#### Data items:

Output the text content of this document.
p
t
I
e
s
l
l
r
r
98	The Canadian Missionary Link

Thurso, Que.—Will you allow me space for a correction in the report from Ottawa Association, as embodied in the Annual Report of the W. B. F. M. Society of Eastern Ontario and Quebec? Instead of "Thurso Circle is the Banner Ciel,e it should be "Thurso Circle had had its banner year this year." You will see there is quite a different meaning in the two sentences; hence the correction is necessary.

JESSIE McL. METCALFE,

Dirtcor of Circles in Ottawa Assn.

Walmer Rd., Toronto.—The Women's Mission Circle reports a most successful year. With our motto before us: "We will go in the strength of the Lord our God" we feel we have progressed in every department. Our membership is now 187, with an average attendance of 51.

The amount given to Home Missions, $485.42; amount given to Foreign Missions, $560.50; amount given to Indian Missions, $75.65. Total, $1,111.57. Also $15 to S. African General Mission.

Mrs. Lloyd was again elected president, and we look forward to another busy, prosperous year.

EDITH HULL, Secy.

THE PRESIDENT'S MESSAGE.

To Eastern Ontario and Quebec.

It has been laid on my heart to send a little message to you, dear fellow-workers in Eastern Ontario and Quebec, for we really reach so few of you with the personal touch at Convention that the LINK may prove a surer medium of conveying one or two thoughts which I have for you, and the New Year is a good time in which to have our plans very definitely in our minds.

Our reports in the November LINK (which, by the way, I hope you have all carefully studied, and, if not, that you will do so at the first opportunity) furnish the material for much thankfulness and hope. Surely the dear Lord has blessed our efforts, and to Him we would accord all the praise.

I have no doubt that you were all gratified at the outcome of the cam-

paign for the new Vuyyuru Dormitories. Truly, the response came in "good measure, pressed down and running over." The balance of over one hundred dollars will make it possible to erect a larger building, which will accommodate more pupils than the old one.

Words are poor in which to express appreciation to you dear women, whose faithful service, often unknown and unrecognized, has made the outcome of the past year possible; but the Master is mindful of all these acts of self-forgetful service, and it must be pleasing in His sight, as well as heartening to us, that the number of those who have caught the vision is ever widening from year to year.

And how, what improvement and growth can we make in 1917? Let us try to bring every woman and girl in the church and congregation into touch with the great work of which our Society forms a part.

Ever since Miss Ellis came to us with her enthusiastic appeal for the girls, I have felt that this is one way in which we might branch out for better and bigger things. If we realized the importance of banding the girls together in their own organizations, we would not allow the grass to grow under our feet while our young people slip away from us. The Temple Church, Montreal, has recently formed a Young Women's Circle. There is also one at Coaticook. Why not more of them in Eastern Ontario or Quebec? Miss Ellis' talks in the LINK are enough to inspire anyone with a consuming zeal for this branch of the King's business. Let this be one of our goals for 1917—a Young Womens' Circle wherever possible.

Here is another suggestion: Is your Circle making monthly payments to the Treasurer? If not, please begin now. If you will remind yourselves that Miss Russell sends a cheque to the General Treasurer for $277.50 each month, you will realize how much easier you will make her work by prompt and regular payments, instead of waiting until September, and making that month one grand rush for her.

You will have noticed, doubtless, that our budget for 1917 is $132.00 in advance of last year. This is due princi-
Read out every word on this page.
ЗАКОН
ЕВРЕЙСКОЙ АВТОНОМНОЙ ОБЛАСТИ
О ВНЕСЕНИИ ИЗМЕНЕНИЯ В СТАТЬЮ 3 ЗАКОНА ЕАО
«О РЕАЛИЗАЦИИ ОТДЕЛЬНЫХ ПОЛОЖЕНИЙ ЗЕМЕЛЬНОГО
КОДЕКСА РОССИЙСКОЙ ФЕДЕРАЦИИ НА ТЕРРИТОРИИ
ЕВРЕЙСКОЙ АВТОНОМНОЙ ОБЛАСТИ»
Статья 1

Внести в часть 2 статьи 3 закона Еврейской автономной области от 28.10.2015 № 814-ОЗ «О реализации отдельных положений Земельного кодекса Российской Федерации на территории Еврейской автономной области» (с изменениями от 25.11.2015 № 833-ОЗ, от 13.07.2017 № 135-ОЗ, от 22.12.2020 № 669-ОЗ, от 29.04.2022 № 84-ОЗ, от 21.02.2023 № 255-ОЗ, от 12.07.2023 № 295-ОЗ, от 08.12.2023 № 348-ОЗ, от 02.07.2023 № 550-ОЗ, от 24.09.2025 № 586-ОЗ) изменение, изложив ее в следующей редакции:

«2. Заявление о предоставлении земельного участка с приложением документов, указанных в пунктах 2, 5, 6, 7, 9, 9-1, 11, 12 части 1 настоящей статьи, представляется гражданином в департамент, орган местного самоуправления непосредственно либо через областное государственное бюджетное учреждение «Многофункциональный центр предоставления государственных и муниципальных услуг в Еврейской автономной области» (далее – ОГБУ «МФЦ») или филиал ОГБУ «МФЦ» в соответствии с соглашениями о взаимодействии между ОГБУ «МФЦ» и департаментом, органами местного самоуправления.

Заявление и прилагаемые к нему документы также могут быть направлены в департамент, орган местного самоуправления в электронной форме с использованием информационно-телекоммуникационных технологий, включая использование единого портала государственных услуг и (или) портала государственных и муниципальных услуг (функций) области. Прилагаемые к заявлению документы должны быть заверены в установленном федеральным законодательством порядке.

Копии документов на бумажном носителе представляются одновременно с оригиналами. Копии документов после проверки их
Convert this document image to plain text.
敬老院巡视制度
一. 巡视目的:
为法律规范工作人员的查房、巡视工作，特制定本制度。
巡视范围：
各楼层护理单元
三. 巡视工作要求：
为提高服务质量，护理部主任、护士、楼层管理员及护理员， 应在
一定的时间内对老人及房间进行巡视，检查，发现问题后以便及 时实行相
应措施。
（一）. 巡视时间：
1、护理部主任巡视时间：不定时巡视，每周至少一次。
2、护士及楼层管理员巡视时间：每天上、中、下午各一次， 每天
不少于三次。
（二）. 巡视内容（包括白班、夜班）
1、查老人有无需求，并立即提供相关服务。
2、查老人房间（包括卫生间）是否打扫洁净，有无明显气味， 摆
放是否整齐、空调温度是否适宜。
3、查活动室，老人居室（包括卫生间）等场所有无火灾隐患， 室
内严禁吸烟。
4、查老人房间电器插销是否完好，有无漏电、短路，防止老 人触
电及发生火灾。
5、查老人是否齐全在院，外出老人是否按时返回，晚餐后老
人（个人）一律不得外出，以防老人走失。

#### EXERCISE REQUIREMENTS:
Extract all of the data above and output it character for character.

#### RIGHT ANSWER:
Output the text content of this document.
p
t
I
e
s
l
l
r
r
98	The Canadian Missionary Link

Thurso, Que.—Will you allow me space for a correction in the report from Ottawa Association, as embodied in the Annual Report of the W. B. F. M. Society of Eastern Ontario and Quebec? Instead of "Thurso Circle is the Banner Ciel,e it should be "Thurso Circle had had its banner year this year." You will see there is quite a different meaning in the two sentences; hence the correction is necessary.

JESSIE McL. METCALFE,

Dirtcor of Circles in Ottawa Assn.

Walmer Rd., Toronto.—The Women's Mission Circle reports a most successful year. With our motto before us: "We will go in the strength of the Lord our God" we feel we have progressed in every department. Our membership is now 187, with an average attendance of 51.

The amount given to Home Missions, $485.42; amount given to Foreign Missions, $560.50; amount given to Indian Missions, $75.65. Total, $1,111.57. Also $15 to S. African General Mission.

Mrs. Lloyd was again elected president, and we look forward to another busy, prosperous year.

EDITH HULL, Secy.

THE PRESIDENT'S MESSAGE.

To Eastern Ontario and Quebec.

It has been laid on my heart to send a little message to you, dear fellow-workers in Eastern Ontario and Quebec, for we really reach so few of you with the personal touch at Convention that the LINK may prove a surer medium of conveying one or two thoughts which I have for you, and the New Year is a good time in which to have our plans very definitely in our minds.

Our reports in the November LINK (which, by the way, I hope you have all carefully studied, and, if not, that you will do so at the first opportunity) furnish the material for much thankfulness and hope. Surely the dear Lord has blessed our efforts, and to Him we would accord all the praise.

I have no doubt that you were all gratified at the outcome of the cam-

paign for the new Vuyyuru Dormitories. Truly, the response came in "good measure, pressed down and running over." The balance of over one hundred dollars will make it possible to erect a larger building, which will accommodate more pupils than the old one.

Words are poor in which to express appreciation to you dear women, whose faithful service, often unknown and unrecognized, has made the outcome of the past year possible; but the Master is mindful of all these acts of self-forgetful service, and it must be pleasing in His sight, as well as heartening to us, that the number of those who have caught the vision is ever widening from year to year.

And how, what improvement and growth can we make in 1917? Let us try to bring every woman and girl in the church and congregation into touch with the great work of which our Society forms a part.

Ever since Miss Ellis came to us with her enthusiastic appeal for the girls, I have felt that this is one way in which we might branch out for better and bigger things. If we realized the importance of banding the girls together in their own organizations, we would not allow the grass to grow under our feet while our young people slip away from us. The Temple Church, Montreal, has recently formed a Young Women's Circle. There is also one at Coaticook. Why not more of them in Eastern Ontario or Quebec? Miss Ellis' talks in the LINK are enough to inspire anyone with a consuming zeal for this branch of the King's business. Let this be one of our goals for 1917—a Young Womens' Circle wherever possible.

Here is another suggestion: Is your Circle making monthly payments to the Treasurer? If not, please begin now. If you will remind yourselves that Miss Russell sends a cheque to the General Treasurer for $277.50 each month, you will realize how much easier you will make her work by prompt and regular payments, instead of waiting until September, and making that month one grand rush for her.

You will have noticed, doubtless, that our budget for 1917 is $132.00 in advance of last year. This is due princi-
Read out every word on this page.
ЗАКОН
ЕВРЕЙСКОЙ АВТОНОМНОЙ ОБЛАСТИ
О ВНЕСЕНИИ ИЗМЕНЕНИЯ В СТАТЬЮ 3 ЗАКОНА ЕАО
«О РЕАЛИЗАЦИИ ОТДЕЛЬНЫХ ПОЛОЖЕНИЙ ЗЕМЕЛЬНОГО
КОДЕКСА РОССИЙСКОЙ ФЕДЕРАЦИИ НА ТЕРРИТОРИИ
ЕВРЕЙСКОЙ АВТОНОМНОЙ ОБЛАСТИ»
Статья 1

Внести в часть 2 статьи 3 закона Еврейской автономной области от 28.10.2015 № 814-ОЗ «О реализации отдельных положений Земельного кодекса Российской Федерации на территории Еврейской автономной области» (с изменениями от 25.11.2015 № 833-ОЗ, от 13.07.2017 № 135-ОЗ, от 22.12.2020 № 669-ОЗ, от 29.04.2022 № 84-ОЗ, от 21.02.2023 № 255-ОЗ, от 12.07.2023 № 295-ОЗ, от 08.12.2023 № 348-ОЗ, от 02.07.2023 № 550-ОЗ, от 24.09.2025 № 586-ОЗ) изменение, изложив ее в следующей редакции:

«2. Заявление о предоставлении земельного участка с приложением документов, указанных в пунктах 2, 5, 6, 7, 9, 9-1, 11, 12 части 1 настоящей статьи, представляется гражданином в департамент, орган местного самоуправления непосредственно либо через областное государственное бюджетное учреждение «Многофункциональный центр предоставления государственных и муниципальных услуг в Еврейской автономной области» (далее – ОГБУ «МФЦ») или филиал ОГБУ «МФЦ» в соответствии с соглашениями о взаимодействии между ОГБУ «МФЦ» и департаментом, органами местного самоуправления.

Заявление и прилагаемые к нему документы также могут быть направлены в департамент, орган местного самоуправления в электронной форме с использованием информационно-телекоммуникационных технологий, включая использование единого портала государственных услуг и (или) портала государственных и муниципальных услуг (функций) области. Прилагаемые к заявлению документы должны быть заверены в установленном федеральным законодательством порядке.

Копии документов на бумажном носителе представляются одновременно с оригиналами. Копии документов после проверки их
Convert this document image to plain text.
敬老院巡视制度
一. 巡视目的:
为法律规范工作人员的查房、巡视工作，特制定本制度。
巡视范围：
各楼层护理单元
三. 巡视工作要求：
为提高服务质量，护理部主任、护士、楼层管理员及护理员， 应在
一定的时间内对老人及房间进行巡视，检查，发现问题后以便及 时实行相
应措施。
（一）. 巡视时间：
1、护理部主任巡视时间：不定时巡视，每周至少一次。
2、护士及楼层管理员巡视时间：每天上、中、下午各一次， 每天
不少于三次。
（二）. 巡视内容（包括白班、夜班）
1、查老人有无需求，并立即提供相关服务。
2、查老人房间（包括卫生间）是否打扫洁净，有无明显气味， 摆
放是否整齐、空调温度是否适宜。
3、查活动室，老人居室（包括卫生间）等场所有无火灾隐患， 室
内严禁吸烟。
4、查老人房间电器插销是否完好，有无漏电、短路，防止老 人触
电及发生火灾。
5、查老人是否齐全在院，外出老人是否按时返回，晚餐后老
人（个人）一律不得外出，以防老人走失。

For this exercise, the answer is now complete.